===== Information supplied

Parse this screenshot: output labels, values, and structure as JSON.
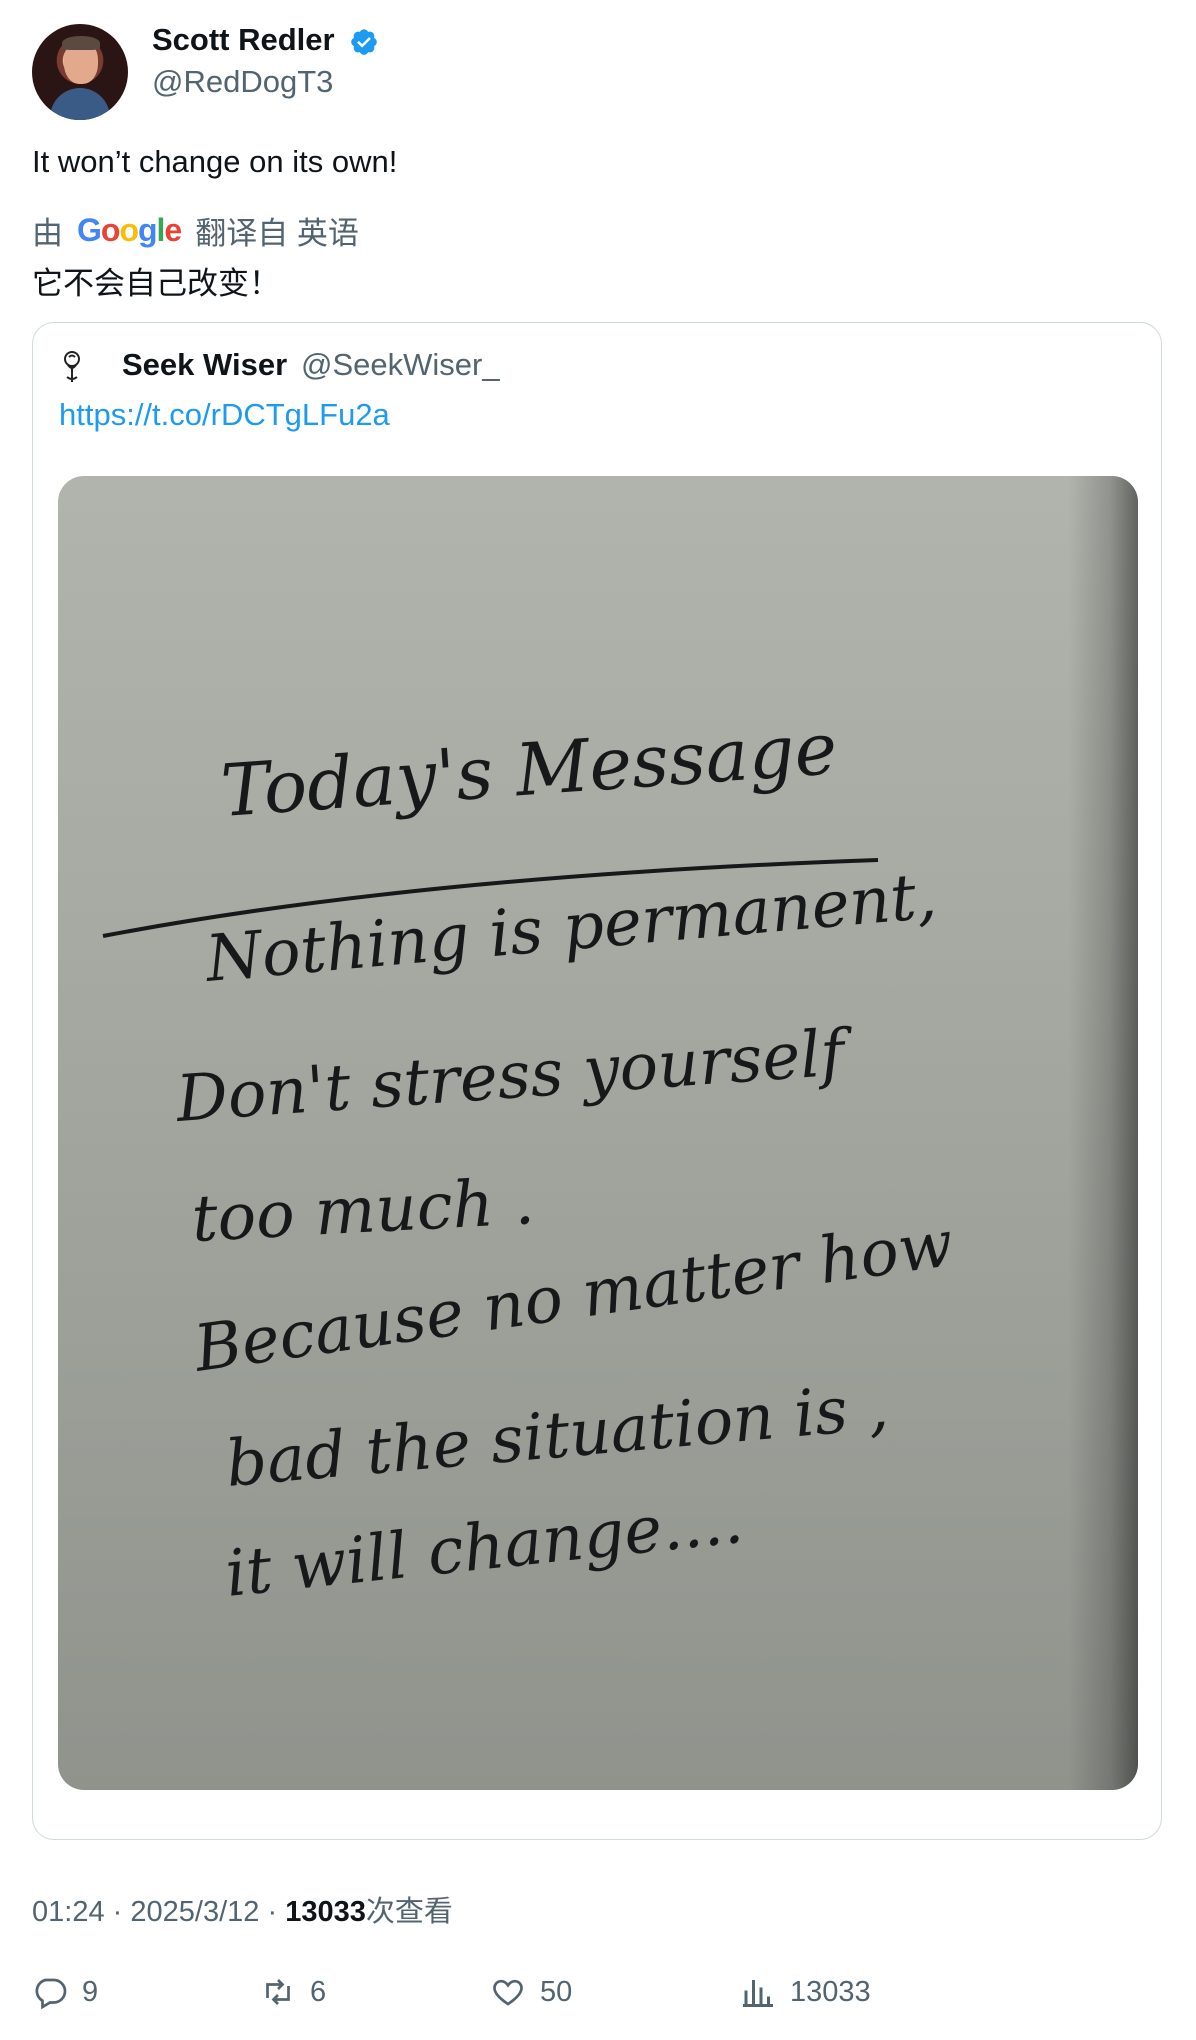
{
  "author": {
    "name": "Scott Redler",
    "handle": "@RedDogT3",
    "verified": true,
    "avatar_icon": "profile-photo"
  },
  "tweet": {
    "text": "It won’t change on its own!",
    "translation": {
      "prefix": "由",
      "provider": "Google",
      "suffix": "翻译自 英语",
      "text": "它不会自己改变！"
    }
  },
  "quoted_tweet": {
    "name": "Seek Wiser",
    "handle": "@SeekWiser_",
    "link": "https://t.co/rDCTgLFu2a",
    "image_text": {
      "title": "Today's Message",
      "lines": [
        "Nothing is permanent,",
        "Don't stress yourself",
        "too much .",
        "Because no matter how",
        "bad the situation is ,",
        "it will change...."
      ]
    }
  },
  "meta": {
    "time": "01:24",
    "separator": "·",
    "date": "2025/3/12",
    "views": "13033",
    "views_suffix": "次查看"
  },
  "actions": {
    "replies": "9",
    "retweets": "6",
    "likes": "50",
    "views": "13033"
  },
  "colors": {
    "link": "#1d9bf0",
    "secondary_text": "#536471",
    "border": "#cfd9de"
  }
}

==========

- **What you should do**:
Repeat every record above exactly, but leave out any pictures.

- **Written response**:
Parse this screenshot: output labels, values, and structure as JSON.
{
  "author": {
    "name": "Scott Redler",
    "handle": "@RedDogT3",
    "verified": true,
    "avatar_icon": "profile-photo"
  },
  "tweet": {
    "text": "It won’t change on its own!",
    "translation": {
      "prefix": "由",
      "provider": "Google",
      "suffix": "翻译自 英语",
      "text": "它不会自己改变！"
    }
  },
  "quoted_tweet": {
    "name": "Seek Wiser",
    "handle": "@SeekWiser_",
    "link": "https://t.co/rDCTgLFu2a",
    "image_text": {
      "title": "Today's Message",
      "lines": [
        "Nothing is permanent,",
        "Don't stress yourself",
        "too much .",
        "Because no matter how",
        "bad the situation is ,",
        "it will change...."
      ]
    }
  },
  "meta": {
    "time": "01:24",
    "separator": "·",
    "date": "2025/3/12",
    "views": "13033",
    "views_suffix": "次查看"
  },
  "actions": {
    "replies": "9",
    "retweets": "6",
    "likes": "50",
    "views": "13033"
  },
  "colors": {
    "link": "#1d9bf0",
    "secondary_text": "#536471",
    "border": "#cfd9de"
  }
}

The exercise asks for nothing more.